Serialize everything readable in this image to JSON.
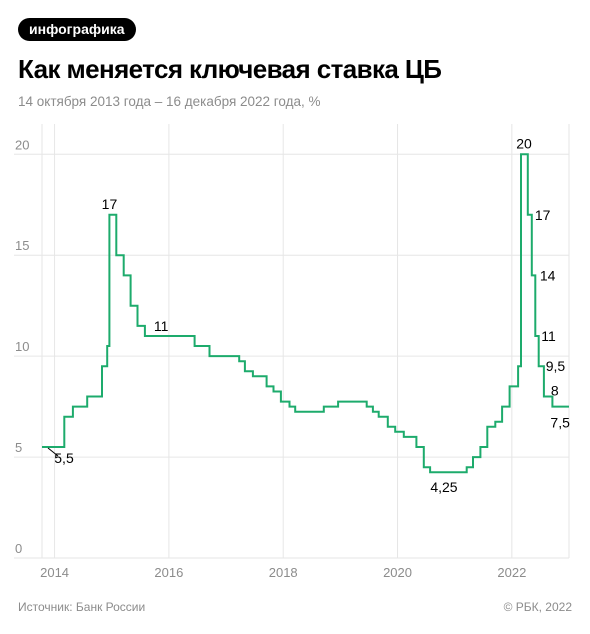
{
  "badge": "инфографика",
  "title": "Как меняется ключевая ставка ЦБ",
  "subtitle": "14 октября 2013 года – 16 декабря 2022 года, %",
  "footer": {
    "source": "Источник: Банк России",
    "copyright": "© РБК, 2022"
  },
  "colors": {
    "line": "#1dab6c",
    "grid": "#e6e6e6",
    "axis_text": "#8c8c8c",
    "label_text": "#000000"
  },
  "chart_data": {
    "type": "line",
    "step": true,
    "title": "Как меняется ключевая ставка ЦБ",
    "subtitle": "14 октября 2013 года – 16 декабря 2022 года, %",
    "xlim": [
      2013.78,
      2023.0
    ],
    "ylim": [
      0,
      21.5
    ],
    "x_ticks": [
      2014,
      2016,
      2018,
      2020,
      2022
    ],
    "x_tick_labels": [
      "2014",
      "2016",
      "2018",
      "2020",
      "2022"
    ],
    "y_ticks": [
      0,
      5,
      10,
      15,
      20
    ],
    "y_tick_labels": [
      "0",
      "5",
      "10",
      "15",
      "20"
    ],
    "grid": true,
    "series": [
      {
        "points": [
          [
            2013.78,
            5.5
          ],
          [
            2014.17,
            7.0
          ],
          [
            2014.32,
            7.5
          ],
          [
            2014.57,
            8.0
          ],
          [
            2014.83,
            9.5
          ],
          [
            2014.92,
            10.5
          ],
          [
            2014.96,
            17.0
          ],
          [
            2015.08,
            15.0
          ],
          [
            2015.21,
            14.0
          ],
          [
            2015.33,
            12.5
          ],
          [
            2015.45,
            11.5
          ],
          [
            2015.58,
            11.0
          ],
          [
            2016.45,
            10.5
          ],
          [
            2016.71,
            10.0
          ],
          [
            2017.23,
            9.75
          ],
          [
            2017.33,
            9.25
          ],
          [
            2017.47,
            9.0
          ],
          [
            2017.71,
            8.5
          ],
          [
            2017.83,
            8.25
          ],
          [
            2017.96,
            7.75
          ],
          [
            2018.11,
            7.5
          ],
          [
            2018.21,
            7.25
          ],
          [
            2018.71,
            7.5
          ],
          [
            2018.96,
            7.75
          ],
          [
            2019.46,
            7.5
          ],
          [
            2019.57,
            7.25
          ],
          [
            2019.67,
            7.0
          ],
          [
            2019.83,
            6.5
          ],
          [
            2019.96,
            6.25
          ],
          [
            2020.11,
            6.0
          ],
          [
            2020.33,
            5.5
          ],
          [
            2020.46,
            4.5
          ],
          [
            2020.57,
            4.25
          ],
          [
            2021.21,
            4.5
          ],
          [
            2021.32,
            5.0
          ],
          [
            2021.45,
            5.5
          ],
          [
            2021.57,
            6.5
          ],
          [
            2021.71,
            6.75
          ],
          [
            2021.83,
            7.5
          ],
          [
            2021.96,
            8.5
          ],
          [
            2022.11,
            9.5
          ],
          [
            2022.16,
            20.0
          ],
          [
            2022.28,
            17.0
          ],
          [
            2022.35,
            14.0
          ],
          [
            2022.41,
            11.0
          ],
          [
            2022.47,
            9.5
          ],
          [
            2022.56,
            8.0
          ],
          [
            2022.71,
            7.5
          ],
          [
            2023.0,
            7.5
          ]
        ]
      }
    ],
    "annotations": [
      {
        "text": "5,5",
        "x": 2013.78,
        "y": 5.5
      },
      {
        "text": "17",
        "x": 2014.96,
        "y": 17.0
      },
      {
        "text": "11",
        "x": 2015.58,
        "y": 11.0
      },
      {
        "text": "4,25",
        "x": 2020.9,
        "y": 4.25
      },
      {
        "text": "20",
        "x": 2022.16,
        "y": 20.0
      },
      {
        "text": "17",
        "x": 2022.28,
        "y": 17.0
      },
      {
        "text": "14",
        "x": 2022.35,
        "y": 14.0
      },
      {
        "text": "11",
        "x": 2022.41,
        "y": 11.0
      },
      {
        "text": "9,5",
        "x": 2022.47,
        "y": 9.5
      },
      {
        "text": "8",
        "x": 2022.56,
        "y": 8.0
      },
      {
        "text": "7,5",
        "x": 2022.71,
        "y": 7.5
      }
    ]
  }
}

____________________

Which lines of the data above contain "декабря"? Copy each one.

**Problem solution:**
  "subtitle": "14 октября 2013 года – 16 декабря 2022 года, %",
    "subtitle": "14 октября 2013 года – 16 декабря 2022 года, %",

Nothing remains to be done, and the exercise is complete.